[start]

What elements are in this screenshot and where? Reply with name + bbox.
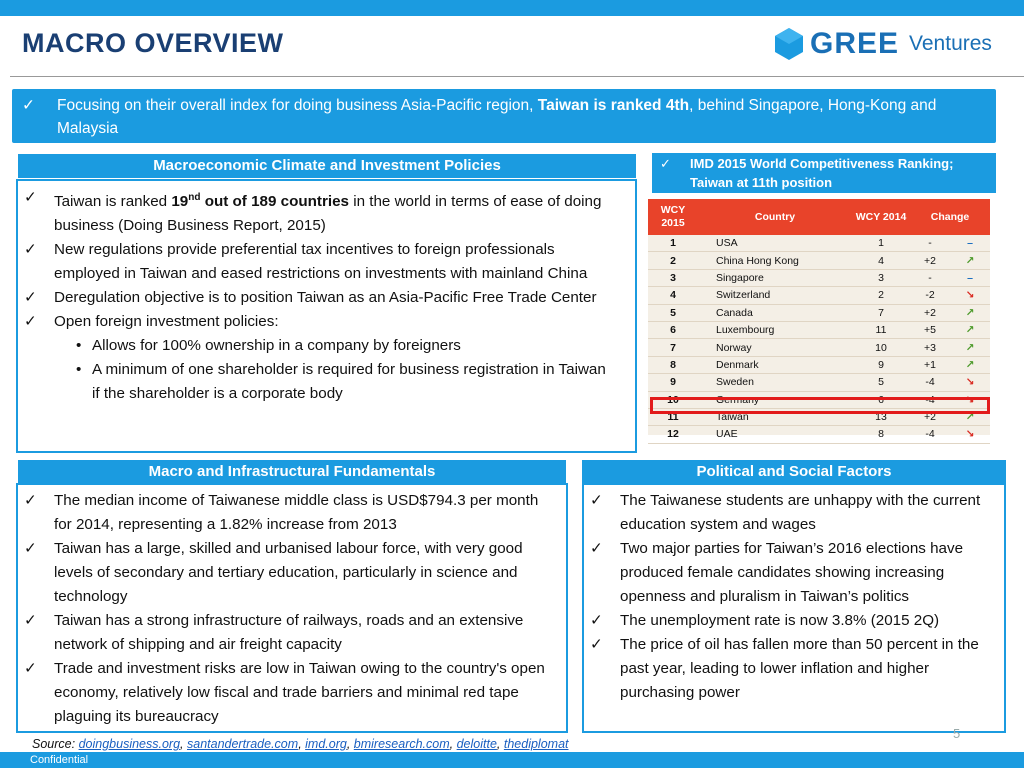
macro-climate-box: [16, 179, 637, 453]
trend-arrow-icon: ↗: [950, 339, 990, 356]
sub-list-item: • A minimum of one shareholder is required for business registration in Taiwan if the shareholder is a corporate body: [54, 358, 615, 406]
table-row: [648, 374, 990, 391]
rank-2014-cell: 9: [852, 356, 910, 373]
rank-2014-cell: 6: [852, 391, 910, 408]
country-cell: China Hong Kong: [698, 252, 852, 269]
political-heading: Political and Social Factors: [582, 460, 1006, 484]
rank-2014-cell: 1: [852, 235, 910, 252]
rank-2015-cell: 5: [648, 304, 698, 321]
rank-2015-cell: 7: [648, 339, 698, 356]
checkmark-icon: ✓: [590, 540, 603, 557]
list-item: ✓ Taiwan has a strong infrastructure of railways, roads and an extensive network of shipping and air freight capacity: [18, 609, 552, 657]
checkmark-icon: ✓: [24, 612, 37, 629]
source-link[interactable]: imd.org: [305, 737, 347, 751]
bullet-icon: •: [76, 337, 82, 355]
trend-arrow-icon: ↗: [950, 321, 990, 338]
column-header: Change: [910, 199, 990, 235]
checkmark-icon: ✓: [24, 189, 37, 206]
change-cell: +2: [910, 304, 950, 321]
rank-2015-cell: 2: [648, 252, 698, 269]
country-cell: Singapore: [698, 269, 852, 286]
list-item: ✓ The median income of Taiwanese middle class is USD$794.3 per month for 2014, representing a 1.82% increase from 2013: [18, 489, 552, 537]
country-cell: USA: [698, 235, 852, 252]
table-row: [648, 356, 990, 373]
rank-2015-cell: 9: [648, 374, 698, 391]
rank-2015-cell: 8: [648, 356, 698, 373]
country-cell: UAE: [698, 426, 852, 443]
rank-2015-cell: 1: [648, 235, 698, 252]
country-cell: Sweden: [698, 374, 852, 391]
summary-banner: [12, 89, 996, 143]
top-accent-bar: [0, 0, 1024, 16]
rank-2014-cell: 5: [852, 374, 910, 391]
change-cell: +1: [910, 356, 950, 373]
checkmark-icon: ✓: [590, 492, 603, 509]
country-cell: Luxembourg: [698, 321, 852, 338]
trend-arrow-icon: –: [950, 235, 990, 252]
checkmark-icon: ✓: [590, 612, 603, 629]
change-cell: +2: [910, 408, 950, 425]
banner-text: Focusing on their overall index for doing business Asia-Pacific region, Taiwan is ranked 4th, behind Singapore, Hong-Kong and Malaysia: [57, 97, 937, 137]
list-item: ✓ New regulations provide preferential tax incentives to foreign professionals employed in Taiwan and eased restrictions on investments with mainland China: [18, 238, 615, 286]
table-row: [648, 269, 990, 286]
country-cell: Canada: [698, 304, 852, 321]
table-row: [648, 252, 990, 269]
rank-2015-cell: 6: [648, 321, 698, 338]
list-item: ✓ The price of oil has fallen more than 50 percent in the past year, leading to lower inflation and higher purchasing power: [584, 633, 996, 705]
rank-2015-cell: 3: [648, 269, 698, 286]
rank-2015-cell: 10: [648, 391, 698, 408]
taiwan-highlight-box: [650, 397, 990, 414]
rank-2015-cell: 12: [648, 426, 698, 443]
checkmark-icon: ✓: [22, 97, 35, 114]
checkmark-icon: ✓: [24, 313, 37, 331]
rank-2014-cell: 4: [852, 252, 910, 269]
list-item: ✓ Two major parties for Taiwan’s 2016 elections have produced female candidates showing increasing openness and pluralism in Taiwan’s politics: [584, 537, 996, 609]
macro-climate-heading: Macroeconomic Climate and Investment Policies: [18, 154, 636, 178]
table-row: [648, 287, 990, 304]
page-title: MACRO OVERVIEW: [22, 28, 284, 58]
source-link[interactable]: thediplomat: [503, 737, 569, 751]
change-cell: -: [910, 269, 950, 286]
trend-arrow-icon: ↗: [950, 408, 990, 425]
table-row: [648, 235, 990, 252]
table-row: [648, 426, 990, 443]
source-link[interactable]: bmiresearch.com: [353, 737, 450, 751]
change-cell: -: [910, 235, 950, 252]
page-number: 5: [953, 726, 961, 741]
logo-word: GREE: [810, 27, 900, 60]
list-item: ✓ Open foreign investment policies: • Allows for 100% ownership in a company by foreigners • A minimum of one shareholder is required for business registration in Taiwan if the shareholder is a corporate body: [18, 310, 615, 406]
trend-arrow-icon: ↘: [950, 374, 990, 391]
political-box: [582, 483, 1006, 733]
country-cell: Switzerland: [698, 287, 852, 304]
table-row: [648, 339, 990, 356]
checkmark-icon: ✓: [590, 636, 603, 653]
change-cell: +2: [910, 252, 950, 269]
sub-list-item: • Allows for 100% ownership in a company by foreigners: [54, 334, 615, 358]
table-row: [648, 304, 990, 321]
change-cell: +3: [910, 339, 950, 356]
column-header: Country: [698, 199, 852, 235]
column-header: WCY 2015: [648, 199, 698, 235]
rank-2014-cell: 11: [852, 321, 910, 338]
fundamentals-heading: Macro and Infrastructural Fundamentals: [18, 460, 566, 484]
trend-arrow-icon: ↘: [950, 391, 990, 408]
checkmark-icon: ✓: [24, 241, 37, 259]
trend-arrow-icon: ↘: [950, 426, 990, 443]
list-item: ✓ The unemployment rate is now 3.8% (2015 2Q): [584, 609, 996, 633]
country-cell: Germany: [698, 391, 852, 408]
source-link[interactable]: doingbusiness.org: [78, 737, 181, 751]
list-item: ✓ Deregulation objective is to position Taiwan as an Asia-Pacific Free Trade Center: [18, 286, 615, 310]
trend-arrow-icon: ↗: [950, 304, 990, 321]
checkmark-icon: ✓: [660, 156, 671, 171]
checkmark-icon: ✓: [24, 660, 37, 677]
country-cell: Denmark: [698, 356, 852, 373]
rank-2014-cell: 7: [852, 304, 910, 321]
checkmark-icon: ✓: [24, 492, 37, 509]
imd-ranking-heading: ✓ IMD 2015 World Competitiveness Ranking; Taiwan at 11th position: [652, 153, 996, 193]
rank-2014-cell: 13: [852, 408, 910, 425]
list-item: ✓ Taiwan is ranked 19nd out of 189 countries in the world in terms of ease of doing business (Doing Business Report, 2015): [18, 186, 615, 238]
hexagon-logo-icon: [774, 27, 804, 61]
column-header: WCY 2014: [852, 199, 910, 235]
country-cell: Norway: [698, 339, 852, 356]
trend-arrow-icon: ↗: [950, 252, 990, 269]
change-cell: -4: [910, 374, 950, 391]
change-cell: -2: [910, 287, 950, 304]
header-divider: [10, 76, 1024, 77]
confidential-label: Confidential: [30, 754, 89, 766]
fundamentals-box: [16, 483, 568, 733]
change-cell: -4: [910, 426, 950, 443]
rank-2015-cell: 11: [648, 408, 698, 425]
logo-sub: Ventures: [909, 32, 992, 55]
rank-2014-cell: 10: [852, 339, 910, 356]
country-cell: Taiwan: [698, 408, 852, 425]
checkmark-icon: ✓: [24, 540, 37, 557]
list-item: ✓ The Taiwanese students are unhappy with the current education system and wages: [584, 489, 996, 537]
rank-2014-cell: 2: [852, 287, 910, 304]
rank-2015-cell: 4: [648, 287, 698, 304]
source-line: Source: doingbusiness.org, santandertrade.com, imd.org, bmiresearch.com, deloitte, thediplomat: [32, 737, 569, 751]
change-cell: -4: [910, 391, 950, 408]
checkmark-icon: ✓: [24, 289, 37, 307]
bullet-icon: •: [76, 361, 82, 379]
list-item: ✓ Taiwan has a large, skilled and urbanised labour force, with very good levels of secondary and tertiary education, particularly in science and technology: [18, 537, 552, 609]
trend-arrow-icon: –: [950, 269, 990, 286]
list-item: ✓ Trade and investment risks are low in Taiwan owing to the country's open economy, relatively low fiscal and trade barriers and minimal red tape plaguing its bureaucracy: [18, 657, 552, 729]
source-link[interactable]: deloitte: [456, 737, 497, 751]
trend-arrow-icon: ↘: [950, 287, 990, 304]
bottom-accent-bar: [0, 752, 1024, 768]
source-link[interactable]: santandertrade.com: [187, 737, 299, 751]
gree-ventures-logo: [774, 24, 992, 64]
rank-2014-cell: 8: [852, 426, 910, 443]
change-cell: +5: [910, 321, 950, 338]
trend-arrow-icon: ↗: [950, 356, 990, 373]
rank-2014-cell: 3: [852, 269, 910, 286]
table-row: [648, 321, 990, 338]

[end]
[start]

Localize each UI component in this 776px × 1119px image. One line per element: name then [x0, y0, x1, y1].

[end]

→ **TASK BRIEF**
Pick out every line of the rows above that contains the string "thediplomat", and copy each one in full.

→ **RESULT FOR THIS EXERCISE**
source-link[interactable]: thediplomat: [503, 737, 569, 751]
source-line: Source: doingbusiness.org, santandertrade.com, imd.org, bmiresearch.com, deloitte, thediplomat: [32, 737, 569, 751]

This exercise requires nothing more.